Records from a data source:
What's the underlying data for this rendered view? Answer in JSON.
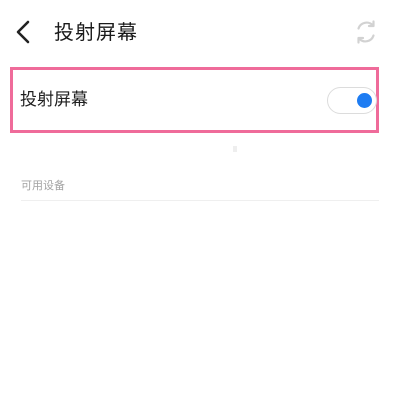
{
  "header": {
    "back_icon": "chevron-left-icon",
    "title": "投射屏幕",
    "refresh_icon": "refresh-icon"
  },
  "settings": {
    "cast_screen": {
      "label": "投射屏幕",
      "enabled": true
    }
  },
  "devices_section": {
    "title": "可用设备"
  },
  "colors": {
    "highlight_border": "#ef6b9a",
    "toggle_accent": "#1e7cf2",
    "section_text": "#a3a3a3"
  }
}
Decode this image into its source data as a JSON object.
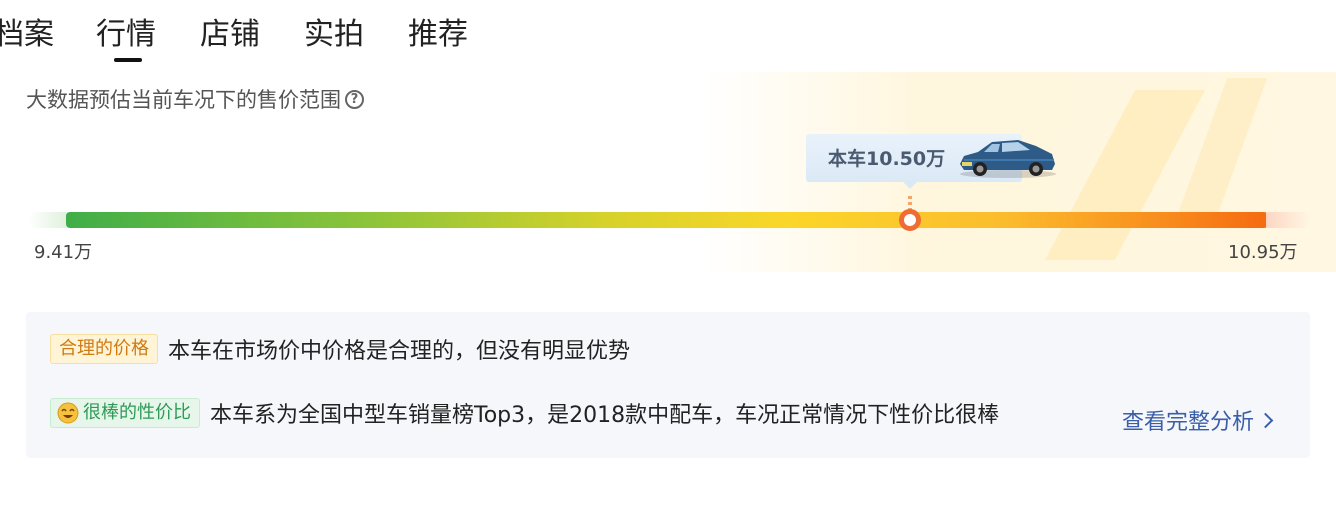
{
  "tabs": [
    {
      "label": "档案"
    },
    {
      "label": "行情",
      "active": true
    },
    {
      "label": "店铺"
    },
    {
      "label": "实拍"
    },
    {
      "label": "推荐"
    }
  ],
  "price": {
    "subtitle": "大数据预估当前车况下的售价范围",
    "help_icon": "question-circle-icon",
    "tooltip": "本车10.50万",
    "min_label": "9.41万",
    "max_label": "10.95万",
    "min_value": 9.41,
    "max_value": 10.95,
    "current_value": 10.5,
    "colors": {
      "low": "#3fae48",
      "mid": "#fbd62a",
      "high": "#f56a10",
      "marker": "#ee6d32"
    }
  },
  "analysis": {
    "rows": [
      {
        "badge": "合理的价格",
        "text": "本车在市场价中价格是合理的，但没有明显优势"
      },
      {
        "badge": "很棒的性价比",
        "badge_icon": "smile-face-icon",
        "text": "本车系为全国中型车销量榜Top3，是2018款中配车，车况正常情况下性价比很棒"
      }
    ],
    "link": "查看完整分析"
  }
}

▸ **EXERCISE**: Copy everything in the records above except the pictures, exactly as written.

▸ **RESPONSE FOR THIS EXERCISE**:
What's the underlying data for this rendered view? Answer in JSON.
{
  "header": {
    "back_icon": "chevron-left-icon",
    "title": "投射屏幕",
    "refresh_icon": "refresh-icon"
  },
  "settings": {
    "cast_screen": {
      "label": "投射屏幕",
      "enabled": true
    }
  },
  "devices_section": {
    "title": "可用设备"
  },
  "colors": {
    "highlight_border": "#ef6b9a",
    "toggle_accent": "#1e7cf2",
    "section_text": "#a3a3a3"
  }
}
Decode this image into its source data as a JSON object.
{
  "tabs": [
    {
      "label": "档案"
    },
    {
      "label": "行情",
      "active": true
    },
    {
      "label": "店铺"
    },
    {
      "label": "实拍"
    },
    {
      "label": "推荐"
    }
  ],
  "price": {
    "subtitle": "大数据预估当前车况下的售价范围",
    "help_icon": "question-circle-icon",
    "tooltip": "本车10.50万",
    "min_label": "9.41万",
    "max_label": "10.95万",
    "min_value": 9.41,
    "max_value": 10.95,
    "current_value": 10.5,
    "colors": {
      "low": "#3fae48",
      "mid": "#fbd62a",
      "high": "#f56a10",
      "marker": "#ee6d32"
    }
  },
  "analysis": {
    "rows": [
      {
        "badge": "合理的价格",
        "text": "本车在市场价中价格是合理的，但没有明显优势"
      },
      {
        "badge": "很棒的性价比",
        "badge_icon": "smile-face-icon",
        "text": "本车系为全国中型车销量榜Top3，是2018款中配车，车况正常情况下性价比很棒"
      }
    ],
    "link": "查看完整分析"
  }
}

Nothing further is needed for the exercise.